(Stored items)
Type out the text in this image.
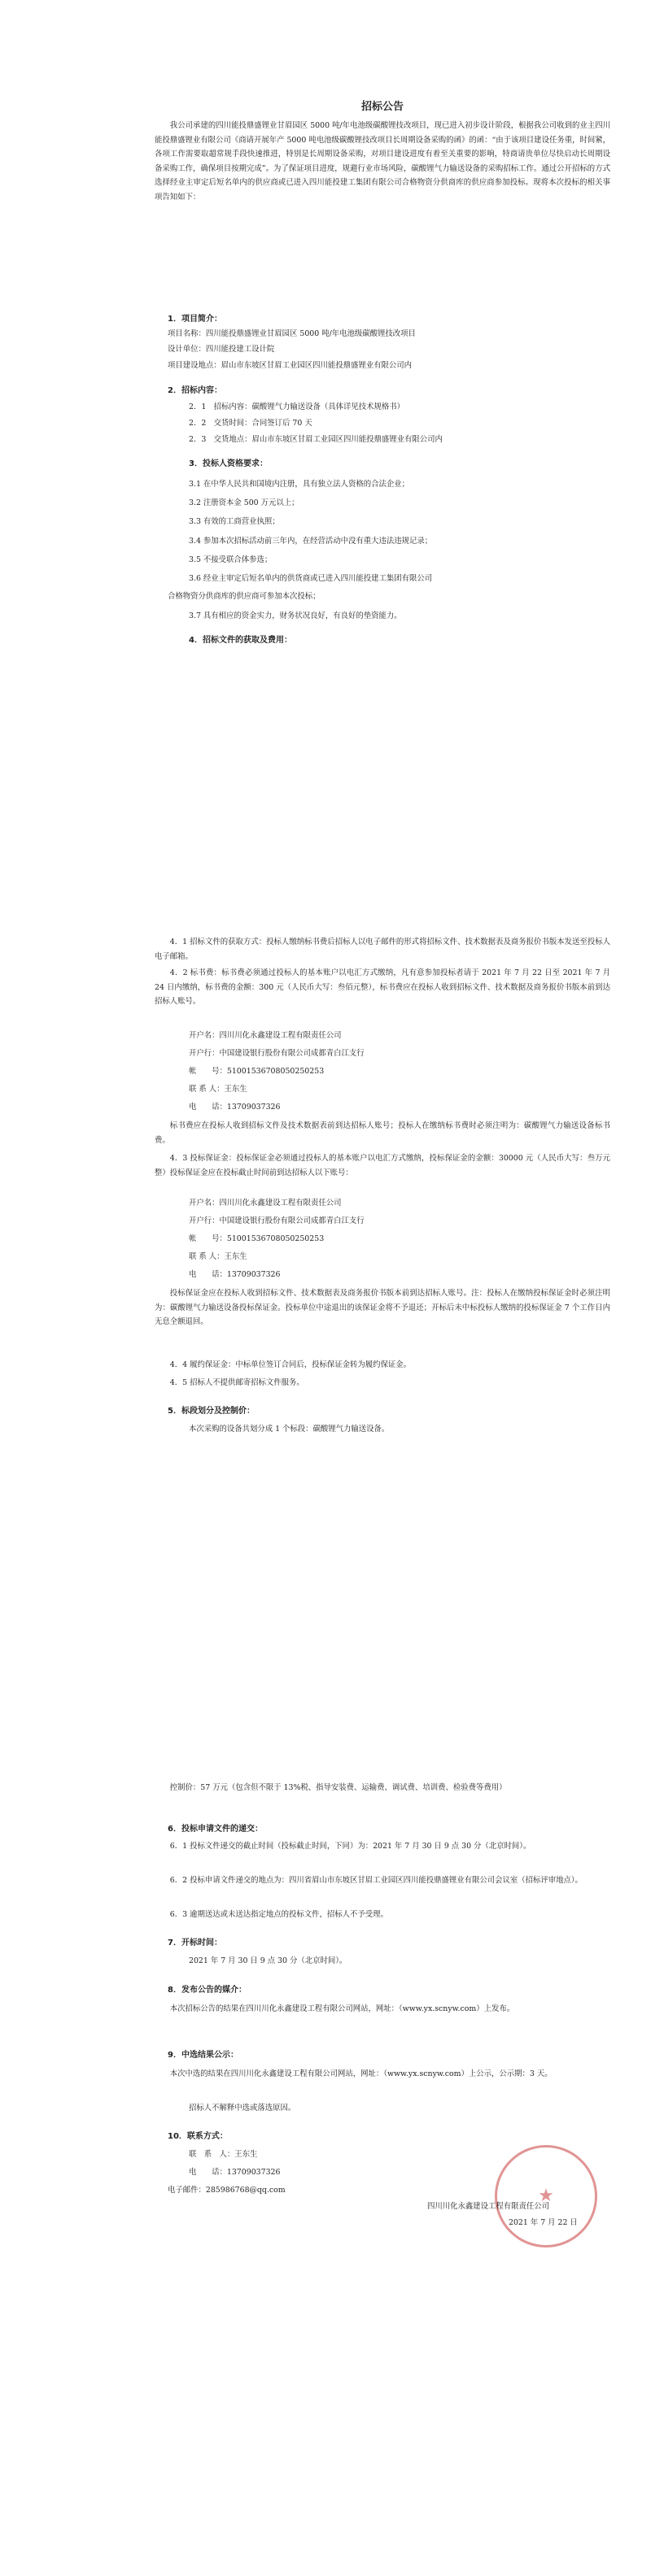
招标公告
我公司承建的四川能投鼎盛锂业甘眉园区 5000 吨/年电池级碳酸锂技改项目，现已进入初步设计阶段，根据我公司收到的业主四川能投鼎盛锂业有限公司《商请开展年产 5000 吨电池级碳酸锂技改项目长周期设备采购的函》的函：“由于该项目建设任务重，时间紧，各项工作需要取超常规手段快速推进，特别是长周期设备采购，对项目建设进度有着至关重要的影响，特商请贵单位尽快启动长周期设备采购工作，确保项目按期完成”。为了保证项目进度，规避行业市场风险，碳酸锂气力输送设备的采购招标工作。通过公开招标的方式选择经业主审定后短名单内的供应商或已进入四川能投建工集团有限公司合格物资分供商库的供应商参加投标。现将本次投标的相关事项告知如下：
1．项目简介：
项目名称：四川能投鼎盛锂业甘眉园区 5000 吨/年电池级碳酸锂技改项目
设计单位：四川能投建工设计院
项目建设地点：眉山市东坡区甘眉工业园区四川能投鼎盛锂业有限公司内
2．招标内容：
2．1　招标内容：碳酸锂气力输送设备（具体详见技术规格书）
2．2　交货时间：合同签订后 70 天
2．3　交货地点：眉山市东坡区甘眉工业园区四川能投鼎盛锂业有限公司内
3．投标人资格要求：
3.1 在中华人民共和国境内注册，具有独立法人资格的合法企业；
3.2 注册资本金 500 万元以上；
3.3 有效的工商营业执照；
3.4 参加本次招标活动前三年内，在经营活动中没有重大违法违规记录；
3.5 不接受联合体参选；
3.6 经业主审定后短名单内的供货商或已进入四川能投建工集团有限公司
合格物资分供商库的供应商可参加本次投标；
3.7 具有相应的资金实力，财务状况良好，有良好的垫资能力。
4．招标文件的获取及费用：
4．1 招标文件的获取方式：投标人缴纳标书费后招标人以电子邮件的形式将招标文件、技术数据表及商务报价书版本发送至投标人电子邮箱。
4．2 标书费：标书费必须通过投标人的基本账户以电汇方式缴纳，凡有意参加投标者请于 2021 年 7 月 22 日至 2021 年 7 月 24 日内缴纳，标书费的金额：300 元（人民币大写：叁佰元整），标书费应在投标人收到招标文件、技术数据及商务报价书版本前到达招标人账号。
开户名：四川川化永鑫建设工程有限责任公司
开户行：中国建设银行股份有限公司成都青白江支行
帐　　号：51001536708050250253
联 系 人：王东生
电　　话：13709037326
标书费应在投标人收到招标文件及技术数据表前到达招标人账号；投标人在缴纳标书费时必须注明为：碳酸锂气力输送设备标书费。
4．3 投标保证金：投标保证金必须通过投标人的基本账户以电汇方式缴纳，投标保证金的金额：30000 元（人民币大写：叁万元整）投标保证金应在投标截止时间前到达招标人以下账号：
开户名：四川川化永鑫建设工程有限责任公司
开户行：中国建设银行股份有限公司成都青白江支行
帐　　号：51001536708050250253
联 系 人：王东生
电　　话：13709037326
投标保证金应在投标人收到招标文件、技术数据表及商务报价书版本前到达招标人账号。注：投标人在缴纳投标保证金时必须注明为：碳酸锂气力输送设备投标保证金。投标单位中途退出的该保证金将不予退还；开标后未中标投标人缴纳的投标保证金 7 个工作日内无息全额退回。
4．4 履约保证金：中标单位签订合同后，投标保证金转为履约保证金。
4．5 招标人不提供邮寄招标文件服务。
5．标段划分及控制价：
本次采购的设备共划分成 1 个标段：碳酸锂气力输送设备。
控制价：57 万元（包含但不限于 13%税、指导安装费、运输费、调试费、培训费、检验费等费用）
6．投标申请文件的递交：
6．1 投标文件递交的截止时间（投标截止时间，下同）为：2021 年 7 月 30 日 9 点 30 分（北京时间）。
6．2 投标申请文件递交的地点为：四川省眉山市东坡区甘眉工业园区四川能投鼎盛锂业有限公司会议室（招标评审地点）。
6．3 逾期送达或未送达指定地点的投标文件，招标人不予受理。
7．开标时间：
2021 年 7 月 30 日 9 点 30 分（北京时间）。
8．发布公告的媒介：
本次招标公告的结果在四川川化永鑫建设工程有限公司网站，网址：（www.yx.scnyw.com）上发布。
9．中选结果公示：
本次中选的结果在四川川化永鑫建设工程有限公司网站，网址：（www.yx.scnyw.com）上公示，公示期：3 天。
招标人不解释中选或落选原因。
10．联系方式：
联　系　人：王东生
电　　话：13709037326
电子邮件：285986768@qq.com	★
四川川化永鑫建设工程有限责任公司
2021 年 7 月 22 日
* * *
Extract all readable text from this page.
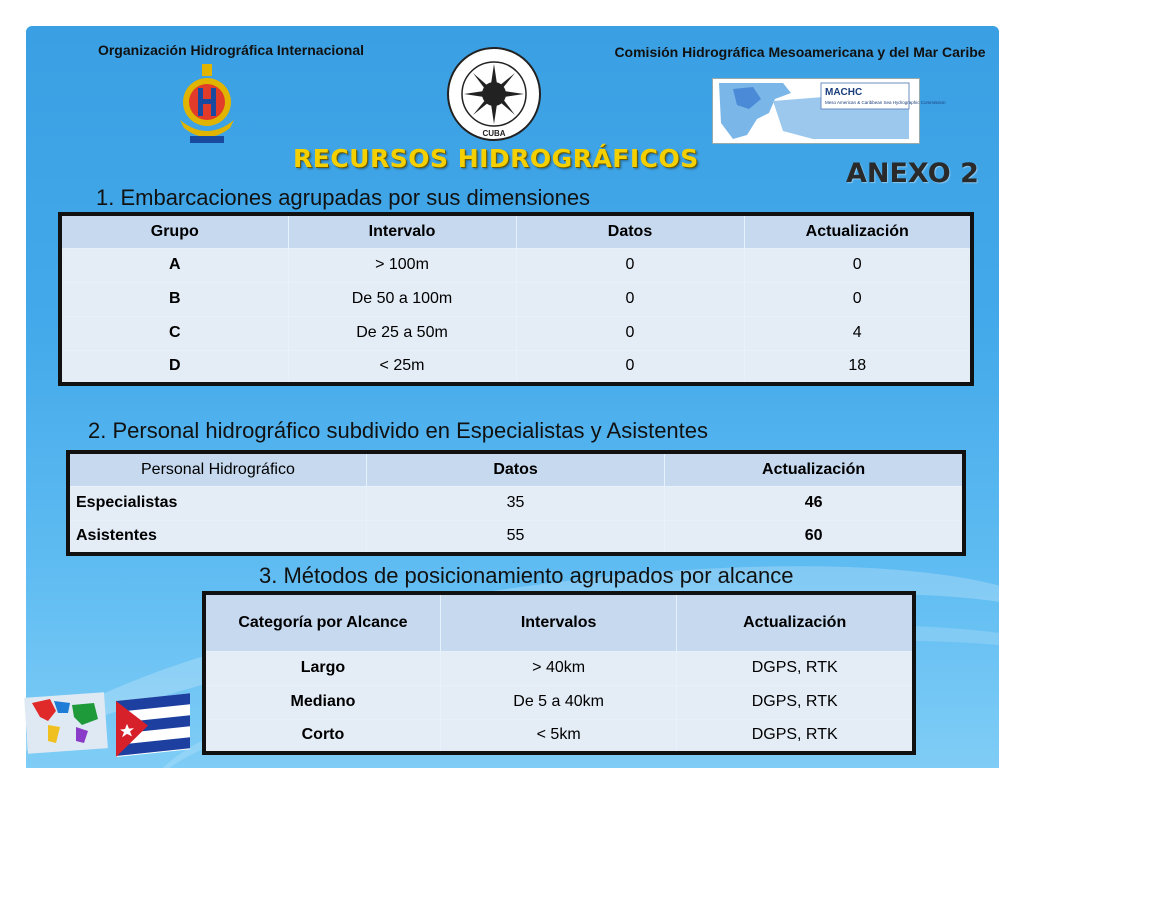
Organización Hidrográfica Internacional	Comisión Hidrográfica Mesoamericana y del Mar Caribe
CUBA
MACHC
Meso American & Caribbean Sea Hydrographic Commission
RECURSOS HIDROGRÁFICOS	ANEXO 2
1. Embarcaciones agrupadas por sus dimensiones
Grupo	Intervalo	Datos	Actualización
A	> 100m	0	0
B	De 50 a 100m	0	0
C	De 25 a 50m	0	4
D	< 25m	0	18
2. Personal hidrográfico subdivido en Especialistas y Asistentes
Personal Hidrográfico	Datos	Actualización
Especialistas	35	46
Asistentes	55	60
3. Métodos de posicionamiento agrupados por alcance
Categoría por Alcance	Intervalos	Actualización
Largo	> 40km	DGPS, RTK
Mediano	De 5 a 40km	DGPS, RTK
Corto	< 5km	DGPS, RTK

What you need to do: Pick out all the lines with the word "Asistentes" in them and copy them.

Answer to the exercise:
2. Personal hidrográfico subdivido en Especialistas y Asistentes
Asistentes	55	60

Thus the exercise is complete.